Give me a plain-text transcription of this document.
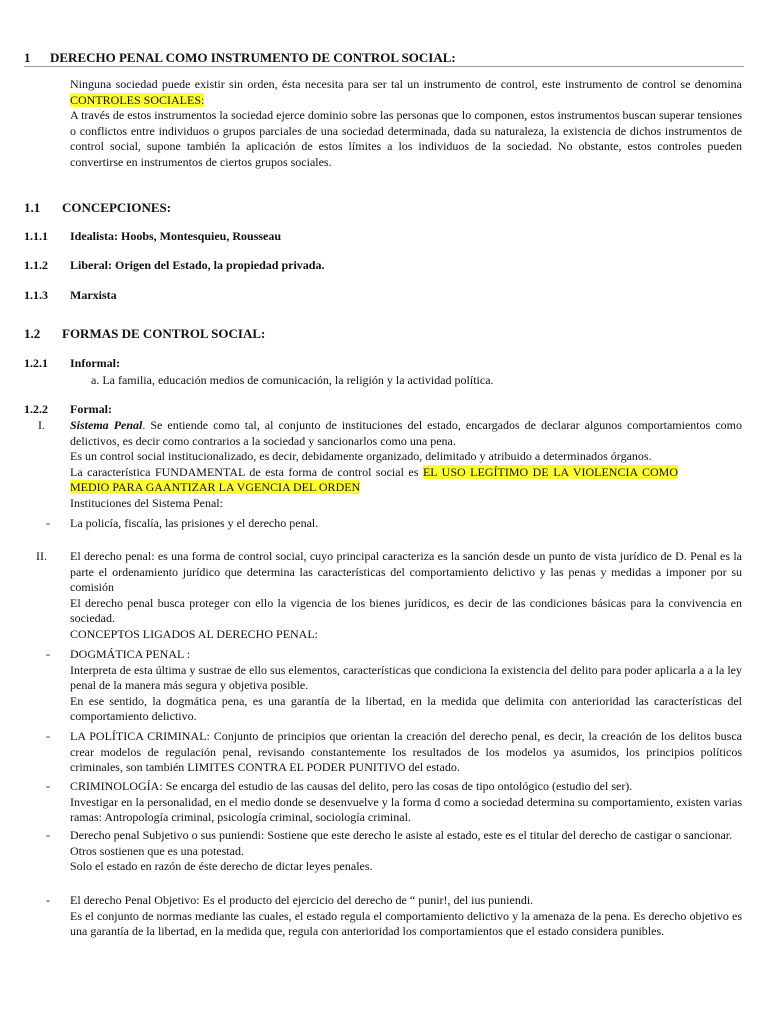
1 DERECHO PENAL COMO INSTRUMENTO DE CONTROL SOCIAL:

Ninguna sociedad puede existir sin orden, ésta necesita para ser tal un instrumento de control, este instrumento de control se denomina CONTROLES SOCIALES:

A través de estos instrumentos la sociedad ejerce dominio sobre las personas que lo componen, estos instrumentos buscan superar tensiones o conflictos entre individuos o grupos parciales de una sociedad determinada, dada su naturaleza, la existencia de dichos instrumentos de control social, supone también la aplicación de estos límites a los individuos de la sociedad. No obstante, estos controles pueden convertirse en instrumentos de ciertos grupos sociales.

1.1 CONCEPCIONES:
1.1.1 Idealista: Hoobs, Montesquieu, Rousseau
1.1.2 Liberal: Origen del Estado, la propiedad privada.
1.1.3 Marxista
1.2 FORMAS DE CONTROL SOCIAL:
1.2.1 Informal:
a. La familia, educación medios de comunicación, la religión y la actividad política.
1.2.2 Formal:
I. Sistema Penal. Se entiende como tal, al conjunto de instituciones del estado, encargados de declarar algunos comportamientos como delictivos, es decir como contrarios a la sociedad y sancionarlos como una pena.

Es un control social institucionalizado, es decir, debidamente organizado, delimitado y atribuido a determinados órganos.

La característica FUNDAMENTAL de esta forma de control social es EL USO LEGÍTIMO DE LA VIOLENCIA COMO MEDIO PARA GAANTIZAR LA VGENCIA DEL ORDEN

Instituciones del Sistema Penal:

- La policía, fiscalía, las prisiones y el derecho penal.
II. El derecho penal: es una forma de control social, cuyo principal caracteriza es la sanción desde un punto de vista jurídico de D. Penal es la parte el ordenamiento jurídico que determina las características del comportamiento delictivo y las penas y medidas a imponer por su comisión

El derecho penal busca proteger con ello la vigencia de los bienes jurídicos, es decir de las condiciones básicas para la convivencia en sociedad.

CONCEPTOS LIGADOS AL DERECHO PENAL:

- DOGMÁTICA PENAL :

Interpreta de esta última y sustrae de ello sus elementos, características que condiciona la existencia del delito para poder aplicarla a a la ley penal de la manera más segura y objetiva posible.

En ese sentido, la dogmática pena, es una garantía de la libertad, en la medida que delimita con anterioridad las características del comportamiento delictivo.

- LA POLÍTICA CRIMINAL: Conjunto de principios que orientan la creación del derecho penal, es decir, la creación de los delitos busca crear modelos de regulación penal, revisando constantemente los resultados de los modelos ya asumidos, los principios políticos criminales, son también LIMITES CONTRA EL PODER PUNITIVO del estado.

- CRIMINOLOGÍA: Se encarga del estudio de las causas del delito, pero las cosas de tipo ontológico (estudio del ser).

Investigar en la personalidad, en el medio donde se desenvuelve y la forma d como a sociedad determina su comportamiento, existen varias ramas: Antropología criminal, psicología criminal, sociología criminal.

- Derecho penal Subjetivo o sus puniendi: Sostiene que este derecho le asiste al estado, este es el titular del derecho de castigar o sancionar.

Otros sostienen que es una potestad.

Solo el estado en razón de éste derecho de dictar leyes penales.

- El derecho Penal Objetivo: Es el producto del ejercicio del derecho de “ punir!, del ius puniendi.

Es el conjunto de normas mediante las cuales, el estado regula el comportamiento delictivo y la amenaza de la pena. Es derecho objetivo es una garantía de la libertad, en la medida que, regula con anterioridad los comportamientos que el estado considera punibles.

-.-.-

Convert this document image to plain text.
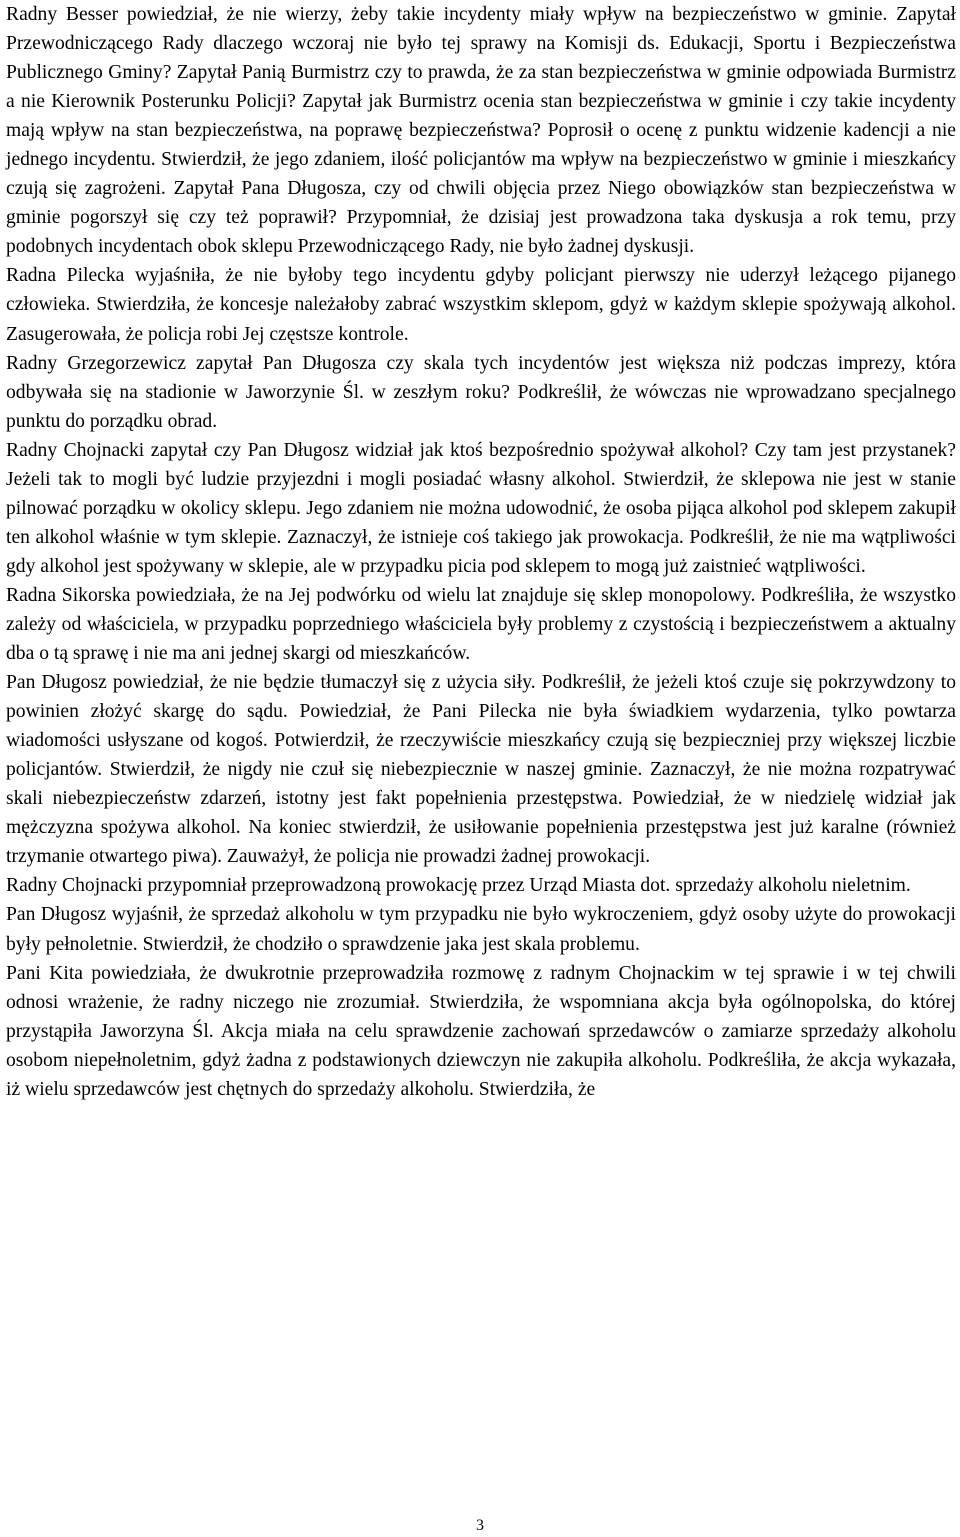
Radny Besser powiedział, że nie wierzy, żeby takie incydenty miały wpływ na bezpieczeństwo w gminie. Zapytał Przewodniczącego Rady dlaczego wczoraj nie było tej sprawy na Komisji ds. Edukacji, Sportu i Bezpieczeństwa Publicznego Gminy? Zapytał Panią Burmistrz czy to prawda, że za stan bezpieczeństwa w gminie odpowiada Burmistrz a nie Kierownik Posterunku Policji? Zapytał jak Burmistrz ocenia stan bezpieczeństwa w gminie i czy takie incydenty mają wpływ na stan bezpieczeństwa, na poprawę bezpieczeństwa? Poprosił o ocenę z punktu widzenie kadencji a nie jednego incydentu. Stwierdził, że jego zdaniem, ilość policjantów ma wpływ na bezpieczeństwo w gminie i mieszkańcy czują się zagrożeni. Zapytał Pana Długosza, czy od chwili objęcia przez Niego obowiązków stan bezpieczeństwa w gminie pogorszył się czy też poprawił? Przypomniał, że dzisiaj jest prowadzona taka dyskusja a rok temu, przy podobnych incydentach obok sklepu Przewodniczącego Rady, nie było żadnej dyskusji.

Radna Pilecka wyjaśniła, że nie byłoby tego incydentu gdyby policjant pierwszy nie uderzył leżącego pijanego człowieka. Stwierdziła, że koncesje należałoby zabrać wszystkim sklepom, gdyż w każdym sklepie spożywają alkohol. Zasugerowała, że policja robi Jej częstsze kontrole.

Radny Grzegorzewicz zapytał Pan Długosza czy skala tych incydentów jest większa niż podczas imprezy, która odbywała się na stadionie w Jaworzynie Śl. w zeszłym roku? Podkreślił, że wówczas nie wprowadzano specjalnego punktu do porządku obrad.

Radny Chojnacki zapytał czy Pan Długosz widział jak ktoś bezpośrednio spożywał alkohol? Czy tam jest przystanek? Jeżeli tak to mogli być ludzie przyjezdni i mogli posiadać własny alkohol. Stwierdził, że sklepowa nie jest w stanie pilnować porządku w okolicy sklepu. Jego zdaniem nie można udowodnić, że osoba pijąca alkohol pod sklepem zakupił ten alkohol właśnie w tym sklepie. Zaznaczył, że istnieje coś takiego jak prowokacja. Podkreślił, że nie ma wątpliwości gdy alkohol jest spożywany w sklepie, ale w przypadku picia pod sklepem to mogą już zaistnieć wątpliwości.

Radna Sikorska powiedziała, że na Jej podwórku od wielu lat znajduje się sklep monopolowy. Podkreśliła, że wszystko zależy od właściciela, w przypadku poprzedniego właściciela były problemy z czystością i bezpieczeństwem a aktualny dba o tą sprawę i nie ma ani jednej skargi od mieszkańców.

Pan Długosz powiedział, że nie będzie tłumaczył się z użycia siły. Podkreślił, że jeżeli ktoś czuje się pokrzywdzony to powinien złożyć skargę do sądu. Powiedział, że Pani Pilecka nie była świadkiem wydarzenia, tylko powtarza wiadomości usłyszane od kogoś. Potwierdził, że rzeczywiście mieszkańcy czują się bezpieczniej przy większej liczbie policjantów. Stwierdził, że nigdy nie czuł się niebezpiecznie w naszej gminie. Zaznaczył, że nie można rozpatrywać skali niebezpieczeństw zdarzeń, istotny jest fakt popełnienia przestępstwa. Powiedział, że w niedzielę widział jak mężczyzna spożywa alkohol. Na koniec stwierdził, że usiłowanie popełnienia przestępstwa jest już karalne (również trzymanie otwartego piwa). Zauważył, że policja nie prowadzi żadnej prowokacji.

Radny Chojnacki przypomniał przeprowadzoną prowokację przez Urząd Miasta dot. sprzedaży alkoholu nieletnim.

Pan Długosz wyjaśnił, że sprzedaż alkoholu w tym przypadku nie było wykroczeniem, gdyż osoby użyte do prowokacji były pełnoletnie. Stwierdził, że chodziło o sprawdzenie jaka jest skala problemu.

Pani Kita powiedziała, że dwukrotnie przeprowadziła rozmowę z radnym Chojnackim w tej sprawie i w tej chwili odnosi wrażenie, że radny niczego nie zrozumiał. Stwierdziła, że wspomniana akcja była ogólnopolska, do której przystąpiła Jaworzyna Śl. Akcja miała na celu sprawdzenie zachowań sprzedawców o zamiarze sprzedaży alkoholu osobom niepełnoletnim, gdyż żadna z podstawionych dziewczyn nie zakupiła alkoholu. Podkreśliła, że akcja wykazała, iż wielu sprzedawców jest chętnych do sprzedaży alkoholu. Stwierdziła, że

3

-.-.-

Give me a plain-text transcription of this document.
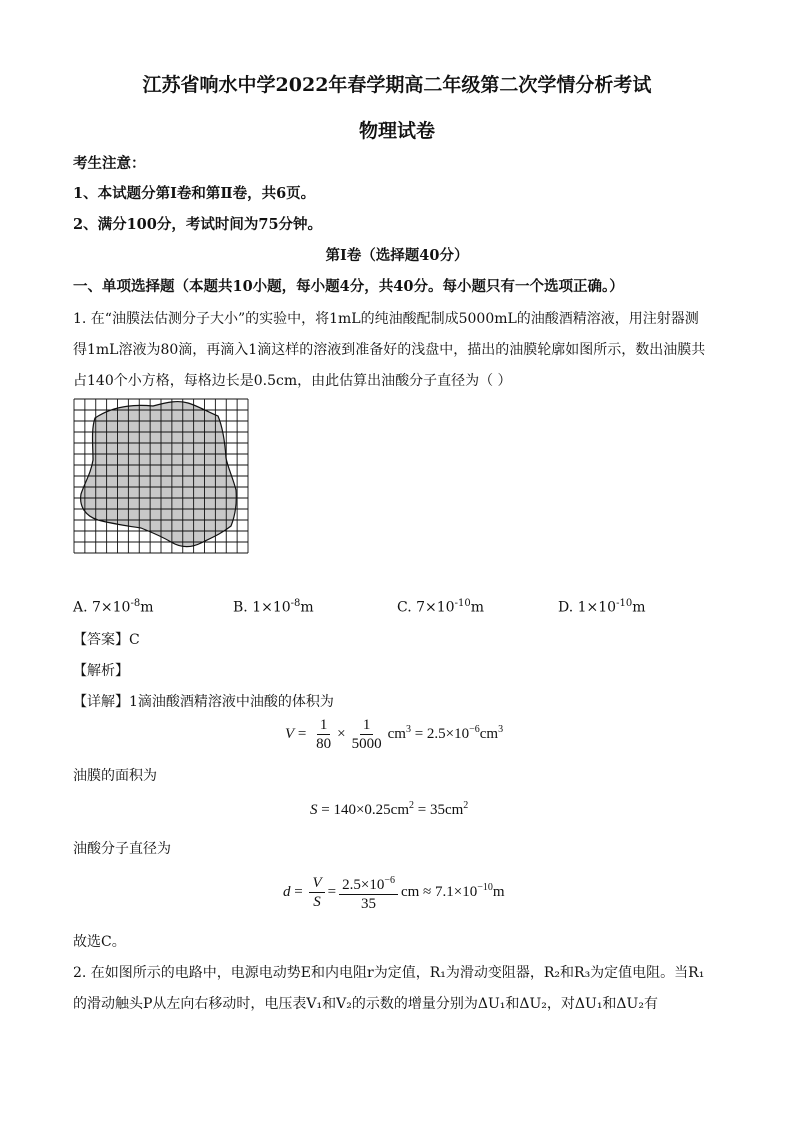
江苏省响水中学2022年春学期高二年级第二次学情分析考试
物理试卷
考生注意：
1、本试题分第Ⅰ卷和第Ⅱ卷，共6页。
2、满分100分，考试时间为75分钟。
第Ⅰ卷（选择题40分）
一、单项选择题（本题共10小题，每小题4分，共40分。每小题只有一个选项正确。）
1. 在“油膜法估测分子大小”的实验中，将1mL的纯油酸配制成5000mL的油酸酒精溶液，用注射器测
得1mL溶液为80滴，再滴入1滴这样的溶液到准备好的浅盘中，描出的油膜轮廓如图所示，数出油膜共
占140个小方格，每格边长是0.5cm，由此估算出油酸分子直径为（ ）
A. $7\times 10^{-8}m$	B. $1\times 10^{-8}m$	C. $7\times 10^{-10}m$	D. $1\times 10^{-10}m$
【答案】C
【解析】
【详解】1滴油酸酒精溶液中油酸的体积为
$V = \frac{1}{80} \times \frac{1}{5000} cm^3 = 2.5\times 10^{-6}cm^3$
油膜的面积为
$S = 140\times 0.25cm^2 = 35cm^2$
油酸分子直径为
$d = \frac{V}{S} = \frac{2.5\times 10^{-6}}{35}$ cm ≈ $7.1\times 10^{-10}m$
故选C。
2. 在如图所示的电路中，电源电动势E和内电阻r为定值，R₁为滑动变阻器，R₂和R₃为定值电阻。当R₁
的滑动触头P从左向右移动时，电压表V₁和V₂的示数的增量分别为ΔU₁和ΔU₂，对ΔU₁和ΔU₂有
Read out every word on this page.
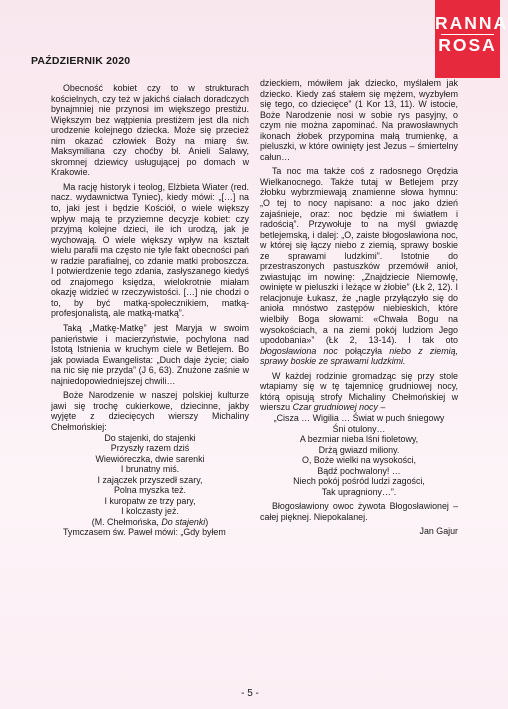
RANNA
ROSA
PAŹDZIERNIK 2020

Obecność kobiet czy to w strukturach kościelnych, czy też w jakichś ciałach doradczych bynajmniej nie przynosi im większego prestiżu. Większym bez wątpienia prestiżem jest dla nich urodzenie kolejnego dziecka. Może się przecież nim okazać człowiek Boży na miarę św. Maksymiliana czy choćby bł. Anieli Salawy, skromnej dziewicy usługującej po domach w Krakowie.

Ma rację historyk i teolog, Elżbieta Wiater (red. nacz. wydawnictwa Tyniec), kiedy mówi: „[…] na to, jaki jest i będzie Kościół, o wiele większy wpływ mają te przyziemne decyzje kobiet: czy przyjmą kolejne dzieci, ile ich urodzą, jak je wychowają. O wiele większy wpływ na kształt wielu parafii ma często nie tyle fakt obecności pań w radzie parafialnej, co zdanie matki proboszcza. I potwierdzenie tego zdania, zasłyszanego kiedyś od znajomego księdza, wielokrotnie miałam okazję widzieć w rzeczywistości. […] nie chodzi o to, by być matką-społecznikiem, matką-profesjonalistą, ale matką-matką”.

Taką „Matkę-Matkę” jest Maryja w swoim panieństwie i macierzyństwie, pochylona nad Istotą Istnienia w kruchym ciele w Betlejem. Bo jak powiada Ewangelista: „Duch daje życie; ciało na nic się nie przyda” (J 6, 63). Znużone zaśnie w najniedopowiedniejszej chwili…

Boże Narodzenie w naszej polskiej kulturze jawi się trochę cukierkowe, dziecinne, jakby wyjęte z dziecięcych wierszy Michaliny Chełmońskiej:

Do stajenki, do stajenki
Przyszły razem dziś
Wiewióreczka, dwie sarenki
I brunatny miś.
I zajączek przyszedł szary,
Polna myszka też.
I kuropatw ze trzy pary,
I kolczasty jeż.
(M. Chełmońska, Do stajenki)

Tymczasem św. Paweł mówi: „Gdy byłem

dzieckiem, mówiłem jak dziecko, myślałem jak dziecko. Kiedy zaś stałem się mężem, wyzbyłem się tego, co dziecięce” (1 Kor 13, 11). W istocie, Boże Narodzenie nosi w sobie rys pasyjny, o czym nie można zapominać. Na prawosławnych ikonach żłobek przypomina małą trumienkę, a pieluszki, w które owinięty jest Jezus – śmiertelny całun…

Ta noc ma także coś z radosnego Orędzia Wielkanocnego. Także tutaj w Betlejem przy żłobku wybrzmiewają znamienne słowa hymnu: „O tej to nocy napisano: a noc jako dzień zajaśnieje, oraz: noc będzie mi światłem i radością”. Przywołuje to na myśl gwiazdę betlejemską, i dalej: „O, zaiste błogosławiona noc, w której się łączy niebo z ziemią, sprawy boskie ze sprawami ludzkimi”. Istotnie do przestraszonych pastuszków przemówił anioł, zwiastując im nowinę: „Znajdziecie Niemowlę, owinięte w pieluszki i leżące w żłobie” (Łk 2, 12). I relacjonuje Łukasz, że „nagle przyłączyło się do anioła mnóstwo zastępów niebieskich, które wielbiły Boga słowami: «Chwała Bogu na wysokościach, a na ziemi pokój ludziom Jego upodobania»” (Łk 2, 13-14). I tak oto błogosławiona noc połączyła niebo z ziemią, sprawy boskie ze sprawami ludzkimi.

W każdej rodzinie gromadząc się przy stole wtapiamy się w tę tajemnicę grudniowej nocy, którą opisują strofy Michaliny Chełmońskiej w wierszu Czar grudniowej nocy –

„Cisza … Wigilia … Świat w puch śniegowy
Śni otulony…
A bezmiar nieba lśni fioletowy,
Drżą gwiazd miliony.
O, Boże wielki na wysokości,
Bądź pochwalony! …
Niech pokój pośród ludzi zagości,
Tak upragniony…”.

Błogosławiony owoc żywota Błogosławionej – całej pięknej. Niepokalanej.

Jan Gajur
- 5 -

-.-.-

■ **Request**: Take every line from the data that contains the word "stajenki".

■ **Result of the task**:
Do stajenki, do stajenki
(M. Chełmońska, Do stajenki)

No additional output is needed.